*Goal*
Copy out the lines that have "μετὰ" in them.

▬▬▬▬▬▬▬▬▬▬

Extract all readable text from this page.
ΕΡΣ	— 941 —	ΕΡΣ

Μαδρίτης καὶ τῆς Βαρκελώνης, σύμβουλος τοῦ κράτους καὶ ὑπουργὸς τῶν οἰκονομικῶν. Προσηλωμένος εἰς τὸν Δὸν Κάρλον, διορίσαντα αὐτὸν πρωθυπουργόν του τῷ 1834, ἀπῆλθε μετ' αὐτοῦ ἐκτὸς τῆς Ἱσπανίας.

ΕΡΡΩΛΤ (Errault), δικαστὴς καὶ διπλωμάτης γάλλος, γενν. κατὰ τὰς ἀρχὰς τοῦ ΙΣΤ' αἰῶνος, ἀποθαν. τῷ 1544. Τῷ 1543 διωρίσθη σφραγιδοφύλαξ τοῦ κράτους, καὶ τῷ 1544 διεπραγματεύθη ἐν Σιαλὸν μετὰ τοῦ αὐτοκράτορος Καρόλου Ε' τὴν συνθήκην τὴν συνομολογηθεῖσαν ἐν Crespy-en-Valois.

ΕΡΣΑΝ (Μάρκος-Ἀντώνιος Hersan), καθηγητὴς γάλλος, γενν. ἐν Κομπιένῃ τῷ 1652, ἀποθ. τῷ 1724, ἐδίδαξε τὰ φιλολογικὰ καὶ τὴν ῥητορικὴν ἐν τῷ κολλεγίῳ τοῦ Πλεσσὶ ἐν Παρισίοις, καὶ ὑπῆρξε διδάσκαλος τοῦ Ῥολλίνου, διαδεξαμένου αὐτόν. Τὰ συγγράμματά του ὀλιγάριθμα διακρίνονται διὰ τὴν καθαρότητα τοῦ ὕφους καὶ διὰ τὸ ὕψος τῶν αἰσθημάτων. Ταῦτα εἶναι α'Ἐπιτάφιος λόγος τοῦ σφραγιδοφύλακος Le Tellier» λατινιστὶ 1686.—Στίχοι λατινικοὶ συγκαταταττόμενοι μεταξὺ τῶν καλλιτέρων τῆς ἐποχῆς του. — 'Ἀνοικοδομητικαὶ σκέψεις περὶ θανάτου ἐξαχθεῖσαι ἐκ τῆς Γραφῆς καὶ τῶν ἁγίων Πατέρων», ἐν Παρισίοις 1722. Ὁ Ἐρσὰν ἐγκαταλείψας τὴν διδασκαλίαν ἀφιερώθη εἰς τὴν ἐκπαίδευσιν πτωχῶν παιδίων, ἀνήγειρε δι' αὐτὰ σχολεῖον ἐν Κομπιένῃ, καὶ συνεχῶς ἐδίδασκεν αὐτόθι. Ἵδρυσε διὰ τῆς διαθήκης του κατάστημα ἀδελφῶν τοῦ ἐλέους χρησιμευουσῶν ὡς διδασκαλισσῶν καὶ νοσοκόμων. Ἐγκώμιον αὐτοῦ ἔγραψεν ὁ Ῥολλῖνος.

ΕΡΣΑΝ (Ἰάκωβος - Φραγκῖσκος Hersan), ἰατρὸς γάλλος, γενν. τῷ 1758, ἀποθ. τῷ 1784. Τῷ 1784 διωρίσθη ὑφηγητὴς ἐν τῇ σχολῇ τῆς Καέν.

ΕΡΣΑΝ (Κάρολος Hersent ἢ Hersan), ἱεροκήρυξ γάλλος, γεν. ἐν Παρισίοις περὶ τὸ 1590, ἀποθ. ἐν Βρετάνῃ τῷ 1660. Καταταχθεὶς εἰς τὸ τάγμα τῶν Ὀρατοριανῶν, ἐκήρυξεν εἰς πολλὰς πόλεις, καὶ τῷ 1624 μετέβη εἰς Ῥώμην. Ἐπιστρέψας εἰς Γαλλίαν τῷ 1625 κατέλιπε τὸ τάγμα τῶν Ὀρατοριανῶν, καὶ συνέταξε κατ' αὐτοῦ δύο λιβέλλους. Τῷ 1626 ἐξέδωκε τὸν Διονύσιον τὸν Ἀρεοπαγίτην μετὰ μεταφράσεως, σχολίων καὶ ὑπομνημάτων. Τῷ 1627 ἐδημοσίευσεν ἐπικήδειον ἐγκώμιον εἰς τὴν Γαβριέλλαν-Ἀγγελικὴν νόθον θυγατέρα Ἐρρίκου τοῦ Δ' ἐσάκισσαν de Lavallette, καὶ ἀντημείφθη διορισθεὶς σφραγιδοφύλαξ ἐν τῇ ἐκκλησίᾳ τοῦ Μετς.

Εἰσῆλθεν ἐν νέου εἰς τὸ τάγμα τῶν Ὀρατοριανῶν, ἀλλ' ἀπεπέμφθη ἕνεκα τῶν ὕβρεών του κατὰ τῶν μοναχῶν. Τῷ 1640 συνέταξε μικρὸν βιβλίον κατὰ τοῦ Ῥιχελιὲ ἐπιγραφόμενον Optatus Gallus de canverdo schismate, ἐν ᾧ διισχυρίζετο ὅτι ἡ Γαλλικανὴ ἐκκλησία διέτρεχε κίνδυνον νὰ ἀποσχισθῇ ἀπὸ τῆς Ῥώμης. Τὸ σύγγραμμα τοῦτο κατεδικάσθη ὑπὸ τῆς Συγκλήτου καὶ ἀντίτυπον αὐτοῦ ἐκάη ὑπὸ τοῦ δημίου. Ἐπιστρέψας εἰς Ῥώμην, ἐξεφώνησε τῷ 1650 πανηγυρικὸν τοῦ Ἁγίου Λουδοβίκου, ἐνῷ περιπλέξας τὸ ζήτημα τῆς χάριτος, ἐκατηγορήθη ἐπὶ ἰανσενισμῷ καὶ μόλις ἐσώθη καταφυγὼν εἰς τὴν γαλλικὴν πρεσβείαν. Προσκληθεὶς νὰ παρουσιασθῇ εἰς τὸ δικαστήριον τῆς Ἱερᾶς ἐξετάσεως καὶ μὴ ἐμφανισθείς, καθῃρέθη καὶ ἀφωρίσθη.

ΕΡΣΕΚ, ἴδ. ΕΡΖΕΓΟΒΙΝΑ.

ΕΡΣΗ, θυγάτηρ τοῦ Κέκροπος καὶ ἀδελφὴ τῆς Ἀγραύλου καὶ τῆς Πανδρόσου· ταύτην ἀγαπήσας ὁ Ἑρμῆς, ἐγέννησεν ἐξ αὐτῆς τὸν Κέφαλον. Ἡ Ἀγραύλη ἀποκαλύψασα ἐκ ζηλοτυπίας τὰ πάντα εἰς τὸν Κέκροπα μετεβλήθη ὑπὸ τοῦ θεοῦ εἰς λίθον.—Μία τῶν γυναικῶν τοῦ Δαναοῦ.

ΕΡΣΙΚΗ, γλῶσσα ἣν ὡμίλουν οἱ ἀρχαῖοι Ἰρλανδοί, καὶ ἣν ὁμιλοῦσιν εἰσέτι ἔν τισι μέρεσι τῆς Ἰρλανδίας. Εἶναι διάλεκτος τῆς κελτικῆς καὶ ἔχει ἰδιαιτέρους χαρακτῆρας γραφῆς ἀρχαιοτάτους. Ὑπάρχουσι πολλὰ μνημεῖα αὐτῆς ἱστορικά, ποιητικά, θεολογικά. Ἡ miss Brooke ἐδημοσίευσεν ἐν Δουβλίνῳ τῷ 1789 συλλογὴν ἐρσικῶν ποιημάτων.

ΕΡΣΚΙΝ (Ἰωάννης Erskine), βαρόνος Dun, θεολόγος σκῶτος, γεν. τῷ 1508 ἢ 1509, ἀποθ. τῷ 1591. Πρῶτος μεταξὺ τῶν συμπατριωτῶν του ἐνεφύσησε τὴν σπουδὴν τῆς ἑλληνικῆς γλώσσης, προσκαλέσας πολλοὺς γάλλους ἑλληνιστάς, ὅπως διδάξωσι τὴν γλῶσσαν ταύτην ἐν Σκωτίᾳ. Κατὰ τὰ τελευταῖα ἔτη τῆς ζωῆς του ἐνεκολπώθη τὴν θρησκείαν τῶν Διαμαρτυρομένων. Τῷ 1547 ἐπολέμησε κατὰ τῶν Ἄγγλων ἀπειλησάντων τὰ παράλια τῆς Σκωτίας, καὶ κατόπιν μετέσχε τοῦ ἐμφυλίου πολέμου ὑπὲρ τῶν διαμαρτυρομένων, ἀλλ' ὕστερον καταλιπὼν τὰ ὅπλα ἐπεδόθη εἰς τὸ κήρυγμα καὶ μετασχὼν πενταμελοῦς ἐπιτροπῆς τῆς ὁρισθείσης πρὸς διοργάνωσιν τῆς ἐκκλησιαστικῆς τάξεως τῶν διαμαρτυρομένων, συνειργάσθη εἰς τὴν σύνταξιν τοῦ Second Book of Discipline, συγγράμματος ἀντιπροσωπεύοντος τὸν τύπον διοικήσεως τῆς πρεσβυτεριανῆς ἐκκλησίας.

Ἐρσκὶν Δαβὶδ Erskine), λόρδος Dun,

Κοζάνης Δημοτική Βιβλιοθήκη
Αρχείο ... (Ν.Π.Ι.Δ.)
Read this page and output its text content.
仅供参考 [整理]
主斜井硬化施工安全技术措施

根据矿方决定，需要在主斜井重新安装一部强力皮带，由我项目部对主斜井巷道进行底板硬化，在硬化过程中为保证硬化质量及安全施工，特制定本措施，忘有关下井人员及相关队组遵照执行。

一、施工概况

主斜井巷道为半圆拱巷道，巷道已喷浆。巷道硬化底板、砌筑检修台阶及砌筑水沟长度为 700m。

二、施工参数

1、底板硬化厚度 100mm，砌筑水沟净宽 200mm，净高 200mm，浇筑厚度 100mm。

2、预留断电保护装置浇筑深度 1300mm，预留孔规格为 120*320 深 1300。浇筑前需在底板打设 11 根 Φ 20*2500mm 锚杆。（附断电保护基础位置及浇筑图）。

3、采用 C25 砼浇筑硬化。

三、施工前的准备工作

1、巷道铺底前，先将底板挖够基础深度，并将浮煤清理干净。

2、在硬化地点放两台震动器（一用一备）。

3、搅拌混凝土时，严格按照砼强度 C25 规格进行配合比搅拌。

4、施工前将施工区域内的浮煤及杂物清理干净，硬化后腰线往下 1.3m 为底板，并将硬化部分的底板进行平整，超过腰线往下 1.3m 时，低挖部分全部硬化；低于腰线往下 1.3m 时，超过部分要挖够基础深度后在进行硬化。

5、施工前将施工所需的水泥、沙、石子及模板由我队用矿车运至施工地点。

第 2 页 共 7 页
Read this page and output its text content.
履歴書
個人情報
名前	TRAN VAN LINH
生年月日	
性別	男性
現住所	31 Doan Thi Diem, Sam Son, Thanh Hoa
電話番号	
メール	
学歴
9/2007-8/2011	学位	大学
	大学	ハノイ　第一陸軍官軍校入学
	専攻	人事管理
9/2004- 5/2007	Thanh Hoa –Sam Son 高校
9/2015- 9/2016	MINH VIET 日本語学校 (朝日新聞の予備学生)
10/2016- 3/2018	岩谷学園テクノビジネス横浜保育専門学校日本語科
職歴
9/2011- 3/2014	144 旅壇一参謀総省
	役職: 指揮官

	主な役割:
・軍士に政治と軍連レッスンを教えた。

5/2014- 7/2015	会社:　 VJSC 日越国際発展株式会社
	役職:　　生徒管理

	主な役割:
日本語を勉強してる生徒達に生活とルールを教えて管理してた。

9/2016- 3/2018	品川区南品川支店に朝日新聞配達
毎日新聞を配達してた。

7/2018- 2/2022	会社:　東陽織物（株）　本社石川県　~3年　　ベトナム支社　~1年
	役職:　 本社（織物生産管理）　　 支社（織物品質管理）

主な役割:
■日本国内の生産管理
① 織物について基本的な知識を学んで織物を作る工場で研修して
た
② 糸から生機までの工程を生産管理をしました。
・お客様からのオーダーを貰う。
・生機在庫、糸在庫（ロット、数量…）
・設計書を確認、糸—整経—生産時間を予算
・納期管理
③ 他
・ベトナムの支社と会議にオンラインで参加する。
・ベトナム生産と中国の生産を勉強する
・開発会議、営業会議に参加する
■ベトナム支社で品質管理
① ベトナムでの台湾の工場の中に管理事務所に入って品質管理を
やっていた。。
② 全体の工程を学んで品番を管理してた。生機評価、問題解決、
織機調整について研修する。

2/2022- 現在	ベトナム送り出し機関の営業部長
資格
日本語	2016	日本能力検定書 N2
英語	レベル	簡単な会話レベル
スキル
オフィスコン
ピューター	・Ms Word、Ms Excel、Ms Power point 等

▬▬▬▬▬▬▬▬▬▬

*The solution*
ΕΡΡΩΛΤ (Errault), δικαστὴς καὶ διπλωμάτης γάλλος, γενν. κατὰ τὰς ἀρχὰς τοῦ ΙΣΤ' αἰῶνος, ἀποθαν. τῷ 1544. Τῷ 1543 διωρίσθη σφραγιδοφύλαξ τοῦ κράτους, καὶ τῷ 1544 διεπραγματεύθη ἐν Σιαλὸν μετὰ τοῦ αὐτοκράτορος Καρόλου Ε' τὴν συνθήκην τὴν συνομολογηθεῖσαν ἐν Crespy-en-Valois.
ΕΡΣΑΝ (Κάρολος Hersent ἢ Hersan), ἱεροκήρυξ γάλλος, γεν. ἐν Παρισίοις περὶ τὸ 1590, ἀποθ. ἐν Βρετάνῃ τῷ 1660. Καταταχθεὶς εἰς τὸ τάγμα τῶν Ὀρατοριανῶν, ἐκήρυξεν εἰς πολλὰς πόλεις, καὶ τῷ 1624 μετέβη εἰς Ῥώμην. Ἐπιστρέψας εἰς Γαλλίαν τῷ 1625 κατέλιπε τὸ τάγμα τῶν Ὀρατοριανῶν, καὶ συνέταξε κατ' αὐτοῦ δύο λιβέλλους. Τῷ 1626 ἐξέδωκε τὸν Διονύσιον τὸν Ἀρεοπαγίτην μετὰ μεταφράσεως, σχολίων καὶ ὑπομνημάτων. Τῷ 1627 ἐδημοσίευσεν ἐπικήδειον ἐγκώμιον εἰς τὴν Γαβριέλλαν-Ἀγγελικὴν νόθον θυγατέρα Ἐρρίκου τοῦ Δ' ἐσάκισσαν de Lavallette, καὶ ἀντημείφθη διορισθεὶς σφραγιδοφύλαξ ἐν τῇ ἐκκλησίᾳ τοῦ Μετς.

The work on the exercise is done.